Figure record listings
- - - - -
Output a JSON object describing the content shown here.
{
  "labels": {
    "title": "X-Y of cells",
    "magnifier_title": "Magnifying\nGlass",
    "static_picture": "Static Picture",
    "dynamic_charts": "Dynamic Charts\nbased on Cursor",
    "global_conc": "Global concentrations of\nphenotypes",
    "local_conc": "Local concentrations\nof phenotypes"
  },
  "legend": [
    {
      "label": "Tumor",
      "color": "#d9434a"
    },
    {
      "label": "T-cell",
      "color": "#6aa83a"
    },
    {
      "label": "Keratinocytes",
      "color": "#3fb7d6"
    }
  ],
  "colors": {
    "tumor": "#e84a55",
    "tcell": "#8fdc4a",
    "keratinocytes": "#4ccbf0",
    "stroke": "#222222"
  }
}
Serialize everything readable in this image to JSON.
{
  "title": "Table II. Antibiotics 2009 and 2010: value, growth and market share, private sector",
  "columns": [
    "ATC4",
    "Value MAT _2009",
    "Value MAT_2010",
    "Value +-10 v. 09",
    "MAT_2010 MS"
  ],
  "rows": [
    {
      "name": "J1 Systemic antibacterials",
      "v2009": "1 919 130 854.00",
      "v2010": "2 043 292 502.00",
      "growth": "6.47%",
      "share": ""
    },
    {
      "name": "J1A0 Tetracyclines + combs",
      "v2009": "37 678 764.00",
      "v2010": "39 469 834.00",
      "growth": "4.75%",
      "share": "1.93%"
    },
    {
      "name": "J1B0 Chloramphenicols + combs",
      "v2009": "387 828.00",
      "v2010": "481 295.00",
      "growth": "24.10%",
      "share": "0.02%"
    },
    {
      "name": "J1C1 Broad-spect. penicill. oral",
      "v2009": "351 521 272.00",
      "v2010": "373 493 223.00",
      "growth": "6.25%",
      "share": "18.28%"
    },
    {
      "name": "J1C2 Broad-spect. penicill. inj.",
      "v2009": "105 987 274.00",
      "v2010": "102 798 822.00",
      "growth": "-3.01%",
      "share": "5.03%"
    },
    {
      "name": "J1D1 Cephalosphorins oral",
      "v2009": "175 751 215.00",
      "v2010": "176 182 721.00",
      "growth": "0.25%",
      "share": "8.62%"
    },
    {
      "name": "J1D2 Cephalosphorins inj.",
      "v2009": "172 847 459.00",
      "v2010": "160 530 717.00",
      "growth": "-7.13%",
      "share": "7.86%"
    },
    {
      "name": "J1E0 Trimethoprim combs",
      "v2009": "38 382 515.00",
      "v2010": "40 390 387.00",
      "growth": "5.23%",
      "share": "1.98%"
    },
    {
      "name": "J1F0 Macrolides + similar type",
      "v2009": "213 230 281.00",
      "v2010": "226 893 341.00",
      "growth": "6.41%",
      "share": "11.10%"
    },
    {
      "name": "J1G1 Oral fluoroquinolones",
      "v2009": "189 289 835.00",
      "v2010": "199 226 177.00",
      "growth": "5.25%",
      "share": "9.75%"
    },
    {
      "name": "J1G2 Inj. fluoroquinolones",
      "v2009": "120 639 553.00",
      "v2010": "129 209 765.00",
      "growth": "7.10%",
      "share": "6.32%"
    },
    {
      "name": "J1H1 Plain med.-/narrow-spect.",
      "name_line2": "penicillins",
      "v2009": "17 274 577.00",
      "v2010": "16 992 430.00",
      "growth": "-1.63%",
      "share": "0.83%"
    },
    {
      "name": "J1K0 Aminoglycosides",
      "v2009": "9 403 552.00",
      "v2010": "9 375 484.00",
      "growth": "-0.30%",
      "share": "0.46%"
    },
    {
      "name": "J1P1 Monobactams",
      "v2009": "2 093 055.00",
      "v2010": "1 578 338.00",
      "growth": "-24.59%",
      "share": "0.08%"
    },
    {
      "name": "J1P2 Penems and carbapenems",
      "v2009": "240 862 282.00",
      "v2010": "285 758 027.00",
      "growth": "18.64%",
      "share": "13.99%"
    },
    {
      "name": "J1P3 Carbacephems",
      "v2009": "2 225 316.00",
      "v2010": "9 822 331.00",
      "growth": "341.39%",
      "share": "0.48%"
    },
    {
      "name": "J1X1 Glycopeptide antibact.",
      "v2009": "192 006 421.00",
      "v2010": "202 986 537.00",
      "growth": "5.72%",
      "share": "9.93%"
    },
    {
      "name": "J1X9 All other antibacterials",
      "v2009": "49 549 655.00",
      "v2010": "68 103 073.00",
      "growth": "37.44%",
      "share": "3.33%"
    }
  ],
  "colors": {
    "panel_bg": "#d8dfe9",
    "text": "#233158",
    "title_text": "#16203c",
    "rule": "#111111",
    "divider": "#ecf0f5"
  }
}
- - - - -
• _Assignment_:
Check each line of the records above for "Cephalosphorins", and copy those that have it.

• _Answer box_:
      "name": "J1D1 Cephalosphorins oral",
      "name": "J1D2 Cephalosphorins inj.",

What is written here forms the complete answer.